Exercise task: Reproduce the entries below in full, word for word.

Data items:
________________

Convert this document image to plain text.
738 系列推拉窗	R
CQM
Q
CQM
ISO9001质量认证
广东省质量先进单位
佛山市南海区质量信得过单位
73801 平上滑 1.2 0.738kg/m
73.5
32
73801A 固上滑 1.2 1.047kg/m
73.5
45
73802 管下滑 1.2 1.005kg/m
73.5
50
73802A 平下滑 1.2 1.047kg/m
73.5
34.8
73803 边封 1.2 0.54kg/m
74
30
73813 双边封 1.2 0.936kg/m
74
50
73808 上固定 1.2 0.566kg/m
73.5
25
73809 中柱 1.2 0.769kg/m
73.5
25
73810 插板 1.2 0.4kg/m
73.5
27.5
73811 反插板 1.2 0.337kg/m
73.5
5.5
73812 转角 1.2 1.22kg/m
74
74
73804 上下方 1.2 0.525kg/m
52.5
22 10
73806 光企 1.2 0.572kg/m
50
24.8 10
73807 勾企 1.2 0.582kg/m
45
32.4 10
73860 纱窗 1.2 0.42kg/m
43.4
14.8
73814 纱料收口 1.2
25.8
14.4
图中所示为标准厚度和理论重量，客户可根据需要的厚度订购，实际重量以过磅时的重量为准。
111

________________

Final result:
Convert this document image to plain text.
738 系列推拉窗	R
CQM
Q
CQM
ISO9001质量认证
广东省质量先进单位
佛山市南海区质量信得过单位
73801 平上滑 1.2 0.738kg/m
73.5
32
73801A 固上滑 1.2 1.047kg/m
73.5
45
73802 管下滑 1.2 1.005kg/m
73.5
50
73802A 平下滑 1.2 1.047kg/m
73.5
34.8
73803 边封 1.2 0.54kg/m
74
30
73813 双边封 1.2 0.936kg/m
74
50
73808 上固定 1.2 0.566kg/m
73.5
25
73809 中柱 1.2 0.769kg/m
73.5
25
73810 插板 1.2 0.4kg/m
73.5
27.5
73811 反插板 1.2 0.337kg/m
73.5
5.5
73812 转角 1.2 1.22kg/m
74
74
73804 上下方 1.2 0.525kg/m
52.5
22 10
73806 光企 1.2 0.572kg/m
50
24.8 10
73807 勾企 1.2 0.582kg/m
45
32.4 10
73860 纱窗 1.2 0.42kg/m
43.4
14.8
73814 纱料收口 1.2
25.8
14.4
图中所示为标准厚度和理论重量，客户可根据需要的厚度订购，实际重量以过磅时的重量为准。
111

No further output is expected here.